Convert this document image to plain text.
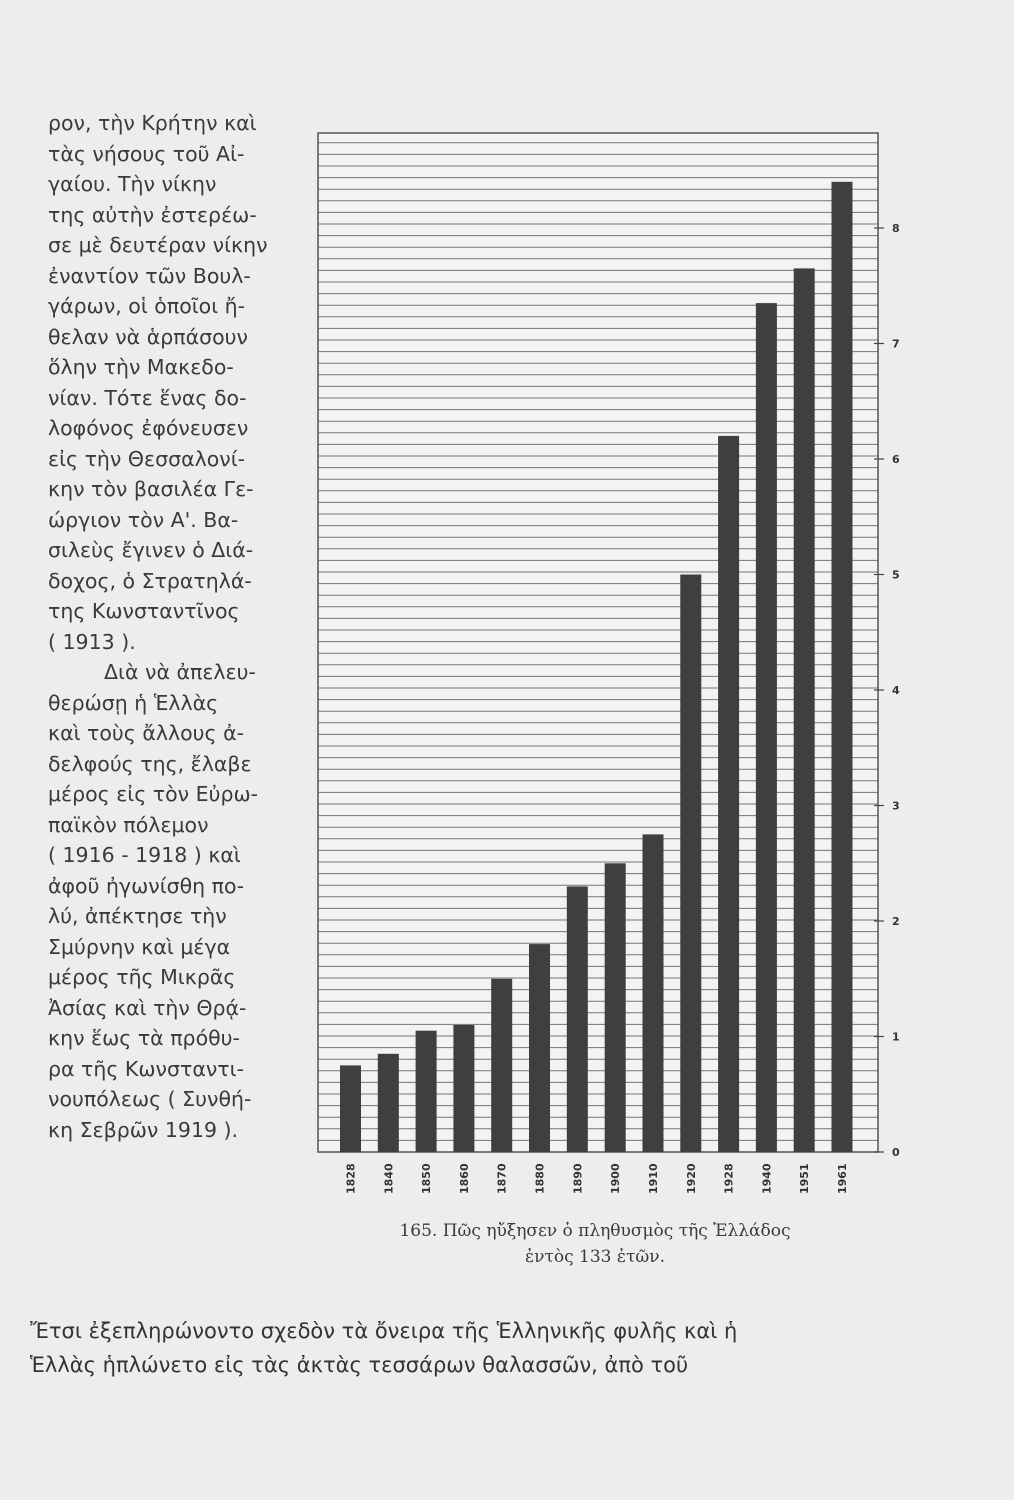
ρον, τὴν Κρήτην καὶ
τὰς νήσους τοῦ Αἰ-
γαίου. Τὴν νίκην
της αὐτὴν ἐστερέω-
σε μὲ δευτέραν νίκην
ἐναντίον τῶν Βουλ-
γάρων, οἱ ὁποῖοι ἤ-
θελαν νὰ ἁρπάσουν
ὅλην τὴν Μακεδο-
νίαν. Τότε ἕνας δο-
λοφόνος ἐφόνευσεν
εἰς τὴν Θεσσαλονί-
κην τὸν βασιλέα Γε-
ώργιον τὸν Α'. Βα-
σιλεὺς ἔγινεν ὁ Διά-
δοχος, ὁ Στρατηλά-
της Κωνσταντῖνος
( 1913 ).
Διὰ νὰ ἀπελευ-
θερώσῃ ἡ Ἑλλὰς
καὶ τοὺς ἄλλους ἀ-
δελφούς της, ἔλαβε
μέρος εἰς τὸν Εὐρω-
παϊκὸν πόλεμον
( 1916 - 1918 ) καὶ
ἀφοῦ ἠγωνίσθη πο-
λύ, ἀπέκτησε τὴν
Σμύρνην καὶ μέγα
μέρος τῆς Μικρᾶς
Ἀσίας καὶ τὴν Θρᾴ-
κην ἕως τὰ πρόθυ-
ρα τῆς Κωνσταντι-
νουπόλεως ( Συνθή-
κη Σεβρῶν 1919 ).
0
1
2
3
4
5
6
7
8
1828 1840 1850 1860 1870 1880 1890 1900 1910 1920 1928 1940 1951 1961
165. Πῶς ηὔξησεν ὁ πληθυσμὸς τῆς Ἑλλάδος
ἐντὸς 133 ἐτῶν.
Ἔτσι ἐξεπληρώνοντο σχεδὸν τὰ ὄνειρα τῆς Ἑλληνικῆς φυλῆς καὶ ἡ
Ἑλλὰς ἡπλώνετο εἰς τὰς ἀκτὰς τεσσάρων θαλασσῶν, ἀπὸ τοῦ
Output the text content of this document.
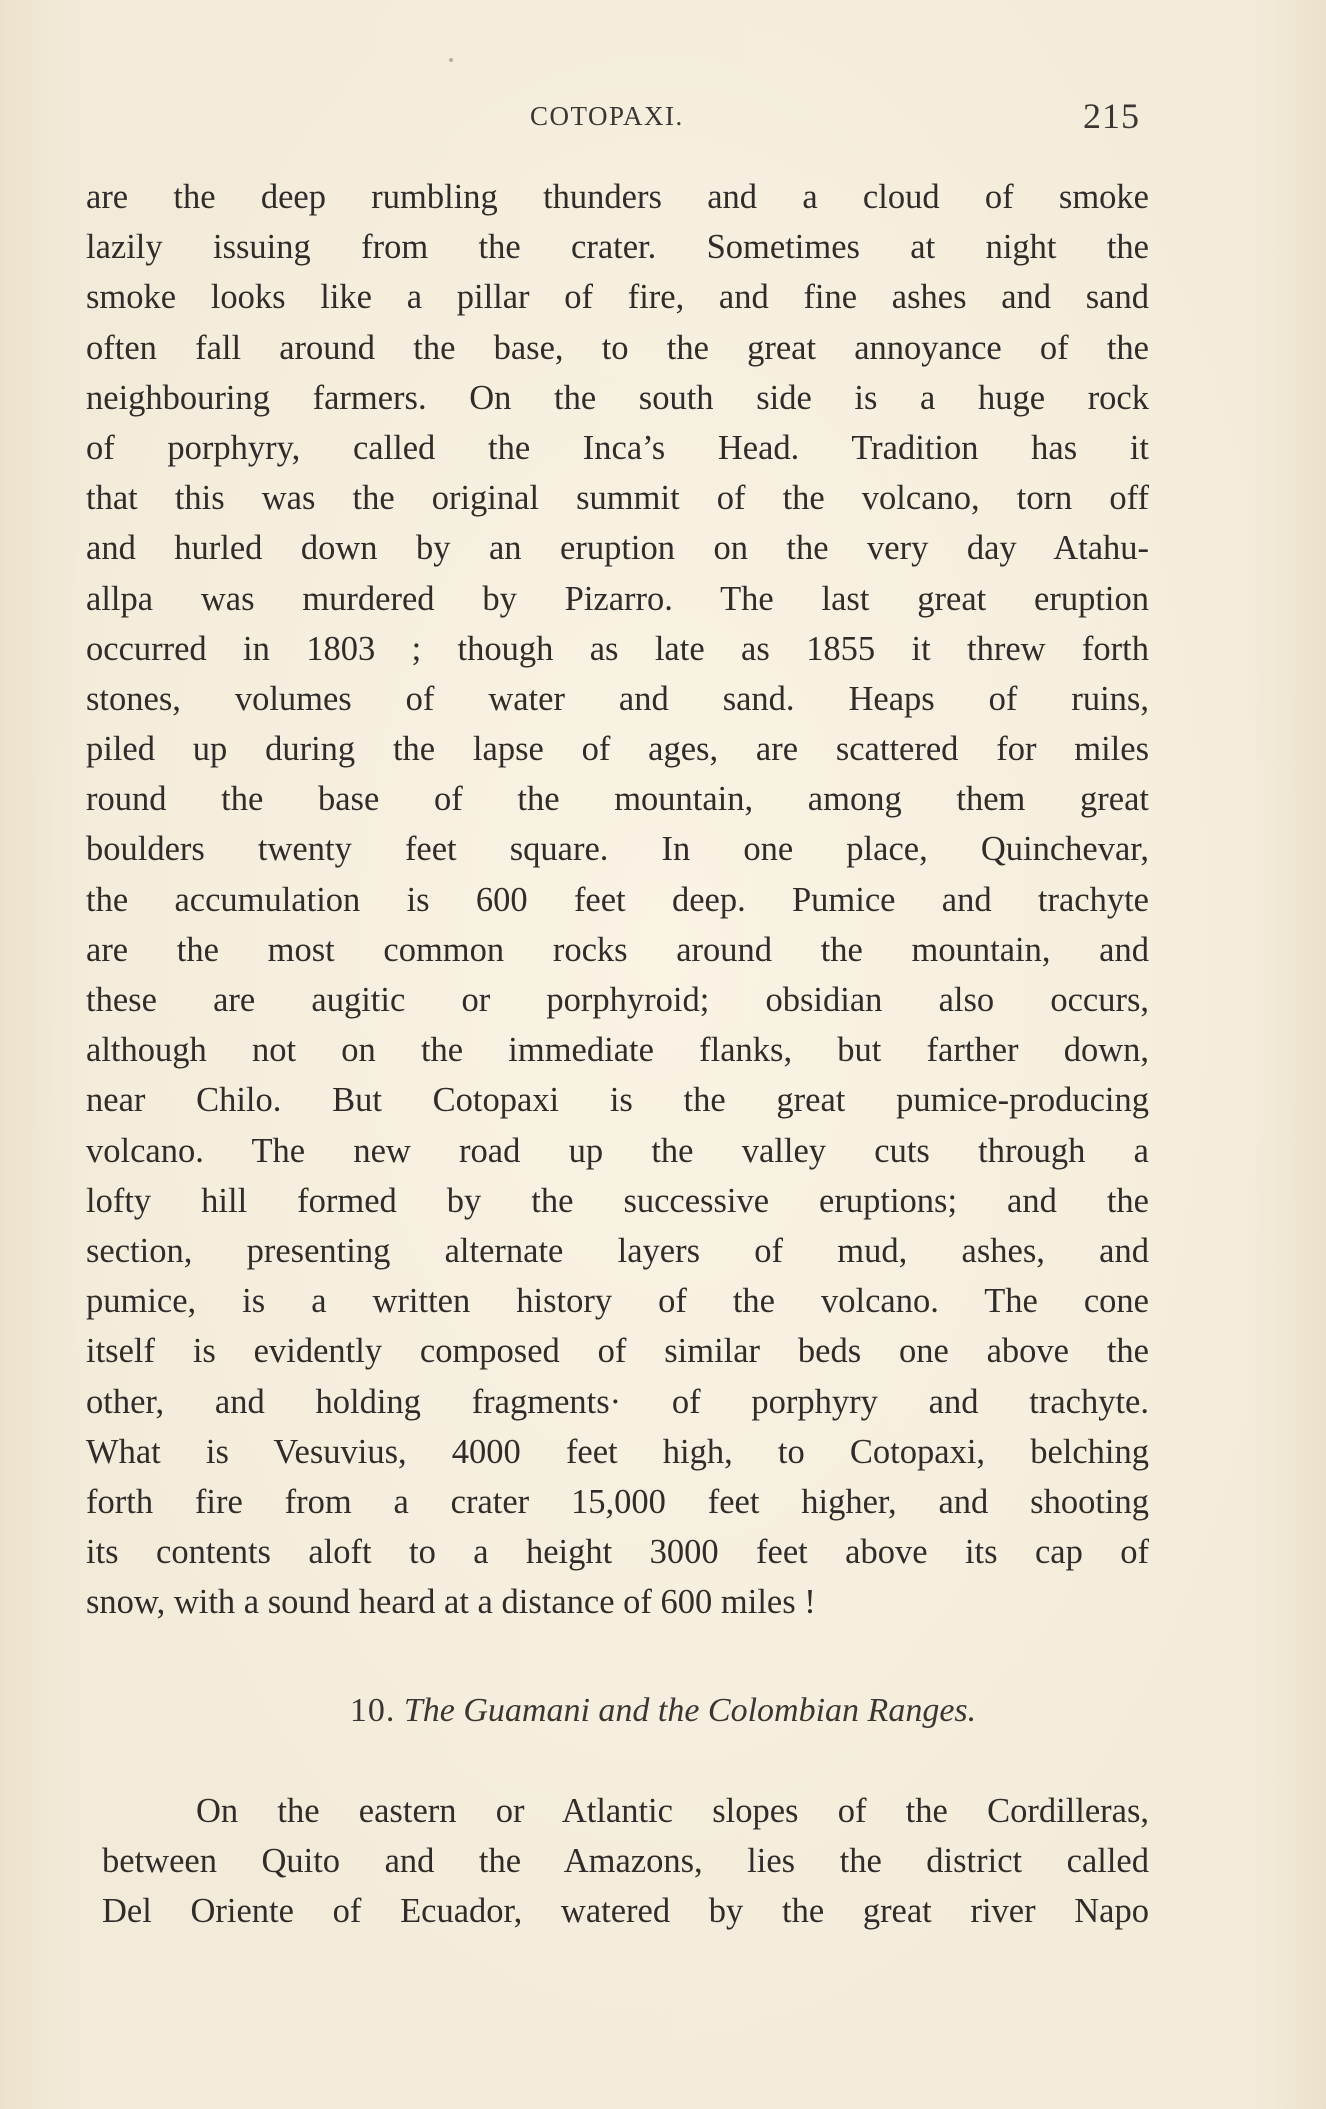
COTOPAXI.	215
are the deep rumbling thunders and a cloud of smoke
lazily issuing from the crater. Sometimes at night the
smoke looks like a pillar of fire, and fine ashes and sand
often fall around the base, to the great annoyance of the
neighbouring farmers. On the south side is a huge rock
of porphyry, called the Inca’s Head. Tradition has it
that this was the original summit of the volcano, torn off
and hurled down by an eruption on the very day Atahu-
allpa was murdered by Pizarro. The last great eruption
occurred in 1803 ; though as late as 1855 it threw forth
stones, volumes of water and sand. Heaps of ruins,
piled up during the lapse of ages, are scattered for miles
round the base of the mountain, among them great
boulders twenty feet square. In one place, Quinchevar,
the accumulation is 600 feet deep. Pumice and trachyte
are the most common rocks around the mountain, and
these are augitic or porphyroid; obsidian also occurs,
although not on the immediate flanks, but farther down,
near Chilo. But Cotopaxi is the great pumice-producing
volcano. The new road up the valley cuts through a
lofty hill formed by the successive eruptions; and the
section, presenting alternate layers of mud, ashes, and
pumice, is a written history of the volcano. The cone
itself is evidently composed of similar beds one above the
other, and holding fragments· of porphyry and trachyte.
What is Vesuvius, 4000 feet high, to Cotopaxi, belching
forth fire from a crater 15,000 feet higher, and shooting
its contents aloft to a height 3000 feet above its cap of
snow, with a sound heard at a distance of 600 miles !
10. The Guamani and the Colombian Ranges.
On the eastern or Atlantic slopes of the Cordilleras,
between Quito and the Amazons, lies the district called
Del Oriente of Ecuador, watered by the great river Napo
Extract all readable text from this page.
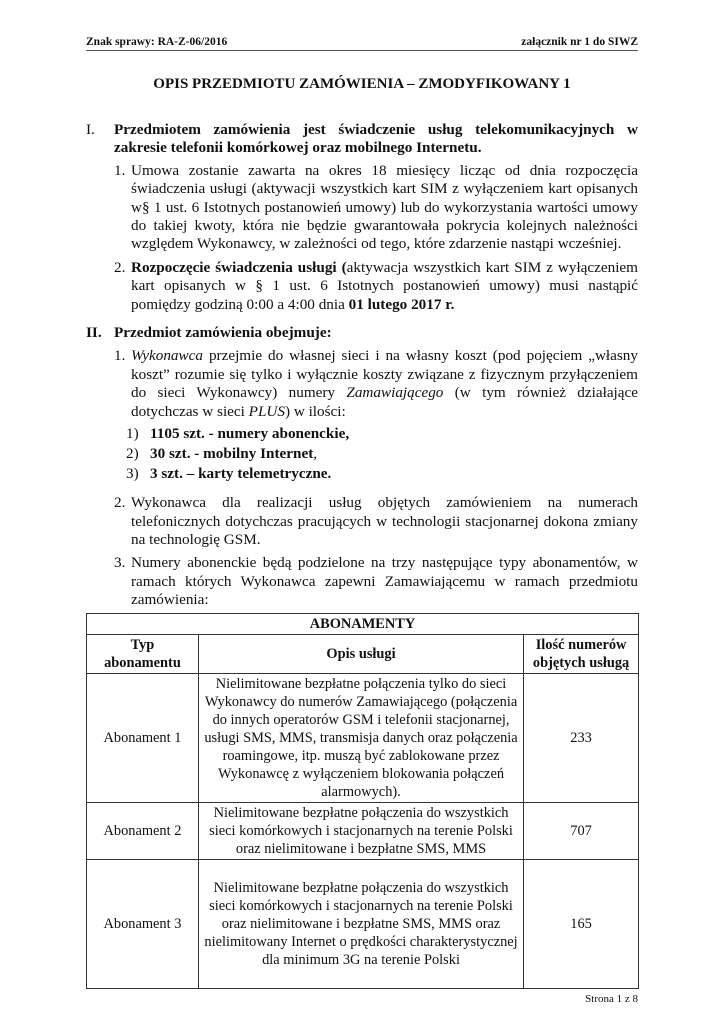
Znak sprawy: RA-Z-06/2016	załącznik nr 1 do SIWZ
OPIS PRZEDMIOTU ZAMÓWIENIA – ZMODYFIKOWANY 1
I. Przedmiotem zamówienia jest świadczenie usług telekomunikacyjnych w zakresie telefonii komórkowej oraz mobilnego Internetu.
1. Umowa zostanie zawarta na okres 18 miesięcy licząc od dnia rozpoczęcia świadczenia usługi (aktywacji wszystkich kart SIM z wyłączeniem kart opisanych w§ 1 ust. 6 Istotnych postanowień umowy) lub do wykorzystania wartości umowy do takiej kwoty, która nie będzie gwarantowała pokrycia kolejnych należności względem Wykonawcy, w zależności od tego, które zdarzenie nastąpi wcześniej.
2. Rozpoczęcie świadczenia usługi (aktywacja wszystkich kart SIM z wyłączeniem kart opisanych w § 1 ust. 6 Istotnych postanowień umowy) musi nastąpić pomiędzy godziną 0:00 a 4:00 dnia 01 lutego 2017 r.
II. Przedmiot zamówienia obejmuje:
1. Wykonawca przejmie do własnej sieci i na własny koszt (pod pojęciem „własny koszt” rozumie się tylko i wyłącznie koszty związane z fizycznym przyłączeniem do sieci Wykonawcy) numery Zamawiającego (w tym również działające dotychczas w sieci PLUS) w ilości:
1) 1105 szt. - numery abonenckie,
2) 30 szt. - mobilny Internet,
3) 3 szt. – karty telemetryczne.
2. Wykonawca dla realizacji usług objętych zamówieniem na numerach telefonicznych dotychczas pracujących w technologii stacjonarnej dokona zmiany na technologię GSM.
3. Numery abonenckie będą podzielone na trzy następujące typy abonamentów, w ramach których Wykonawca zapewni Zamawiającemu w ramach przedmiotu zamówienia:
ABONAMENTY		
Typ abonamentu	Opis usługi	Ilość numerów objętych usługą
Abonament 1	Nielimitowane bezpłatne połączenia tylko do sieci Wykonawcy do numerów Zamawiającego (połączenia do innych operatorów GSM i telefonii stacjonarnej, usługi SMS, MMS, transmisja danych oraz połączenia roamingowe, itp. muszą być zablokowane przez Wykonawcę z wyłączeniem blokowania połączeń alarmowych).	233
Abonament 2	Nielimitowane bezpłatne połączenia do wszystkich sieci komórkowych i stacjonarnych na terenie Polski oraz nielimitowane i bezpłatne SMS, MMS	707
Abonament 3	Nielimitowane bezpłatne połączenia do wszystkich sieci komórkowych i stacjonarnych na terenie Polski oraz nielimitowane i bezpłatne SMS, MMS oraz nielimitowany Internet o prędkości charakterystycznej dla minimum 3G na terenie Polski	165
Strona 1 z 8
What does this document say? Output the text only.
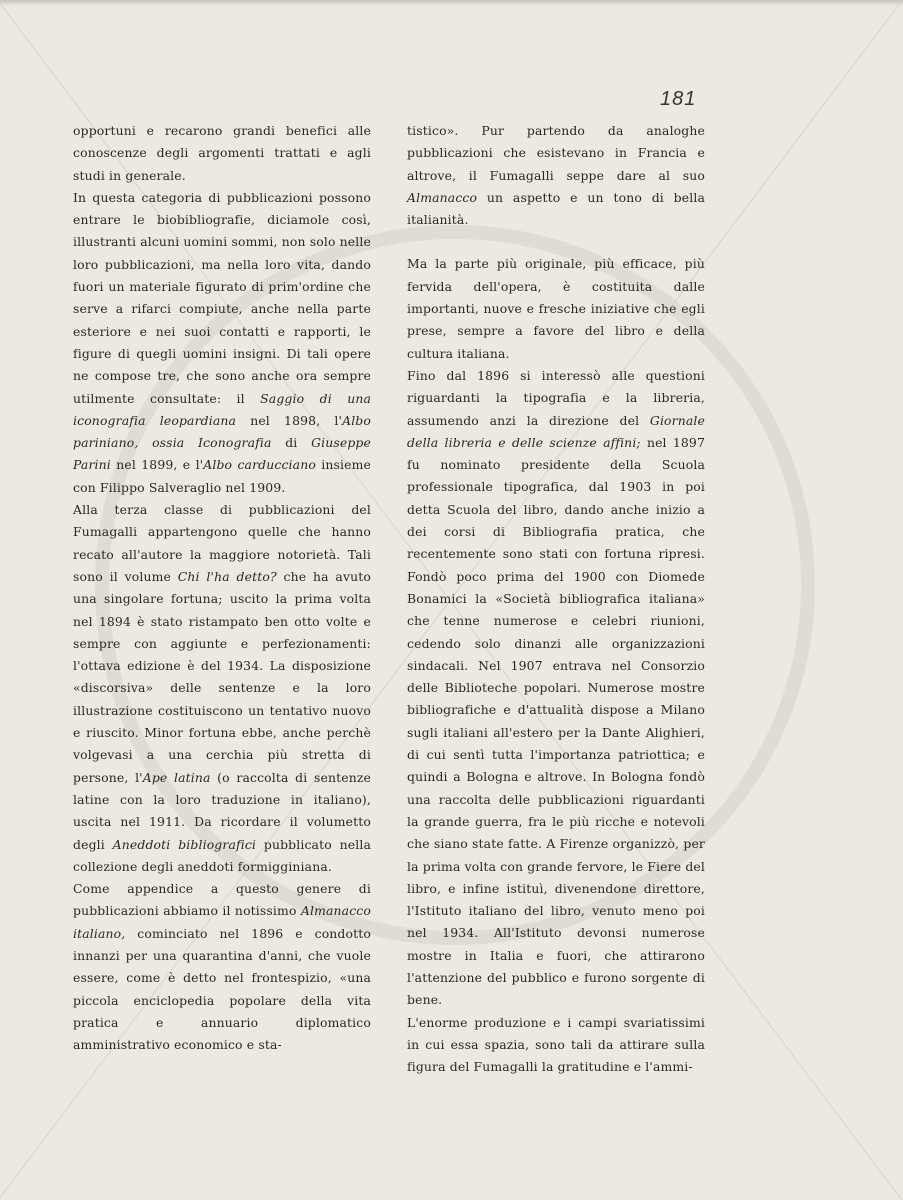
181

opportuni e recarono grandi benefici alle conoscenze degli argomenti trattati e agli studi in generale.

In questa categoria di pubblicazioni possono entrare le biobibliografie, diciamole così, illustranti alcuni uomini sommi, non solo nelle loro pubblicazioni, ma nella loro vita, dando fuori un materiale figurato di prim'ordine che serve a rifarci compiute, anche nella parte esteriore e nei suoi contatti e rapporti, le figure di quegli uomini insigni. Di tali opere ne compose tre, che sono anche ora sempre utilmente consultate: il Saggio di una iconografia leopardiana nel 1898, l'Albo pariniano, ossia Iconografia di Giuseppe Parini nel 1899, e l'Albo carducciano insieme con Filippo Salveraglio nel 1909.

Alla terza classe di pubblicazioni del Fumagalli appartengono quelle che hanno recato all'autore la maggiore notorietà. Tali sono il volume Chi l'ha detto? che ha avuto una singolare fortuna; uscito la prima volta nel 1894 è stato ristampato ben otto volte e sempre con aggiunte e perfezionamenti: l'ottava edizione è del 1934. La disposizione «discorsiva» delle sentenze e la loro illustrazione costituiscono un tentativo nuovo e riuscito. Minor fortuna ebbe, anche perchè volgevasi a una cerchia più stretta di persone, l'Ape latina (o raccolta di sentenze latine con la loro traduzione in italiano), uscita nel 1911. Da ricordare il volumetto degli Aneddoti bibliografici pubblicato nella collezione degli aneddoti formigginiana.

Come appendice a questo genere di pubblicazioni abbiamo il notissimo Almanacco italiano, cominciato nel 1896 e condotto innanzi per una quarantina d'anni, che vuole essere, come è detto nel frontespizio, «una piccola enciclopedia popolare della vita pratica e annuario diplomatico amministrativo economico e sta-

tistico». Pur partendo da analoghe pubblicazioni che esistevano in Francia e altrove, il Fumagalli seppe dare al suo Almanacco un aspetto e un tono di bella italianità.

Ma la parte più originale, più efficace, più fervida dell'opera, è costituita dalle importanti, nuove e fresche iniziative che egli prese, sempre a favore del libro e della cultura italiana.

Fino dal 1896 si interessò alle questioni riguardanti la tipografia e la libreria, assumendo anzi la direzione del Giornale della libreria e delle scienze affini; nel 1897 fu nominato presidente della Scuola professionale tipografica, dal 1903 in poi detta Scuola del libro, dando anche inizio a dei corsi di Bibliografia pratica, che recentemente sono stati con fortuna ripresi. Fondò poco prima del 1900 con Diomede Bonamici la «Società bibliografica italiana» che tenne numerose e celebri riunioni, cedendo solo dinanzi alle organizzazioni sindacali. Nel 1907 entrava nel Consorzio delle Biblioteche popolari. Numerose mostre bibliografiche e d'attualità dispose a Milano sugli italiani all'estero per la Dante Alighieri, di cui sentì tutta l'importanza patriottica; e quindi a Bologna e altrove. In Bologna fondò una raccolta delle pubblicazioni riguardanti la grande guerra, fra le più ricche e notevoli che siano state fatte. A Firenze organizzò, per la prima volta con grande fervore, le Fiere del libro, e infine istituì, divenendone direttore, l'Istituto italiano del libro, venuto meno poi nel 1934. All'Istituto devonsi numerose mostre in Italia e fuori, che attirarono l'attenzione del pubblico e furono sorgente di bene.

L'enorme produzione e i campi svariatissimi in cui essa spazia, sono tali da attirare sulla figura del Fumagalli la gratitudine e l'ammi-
------------------------------------------------------------------------
Work instructions:
Copy all lines from the material that contain "around".

Task response:
often fall around the base, to the great annoyance of the
are the most common rocks around the mountain, and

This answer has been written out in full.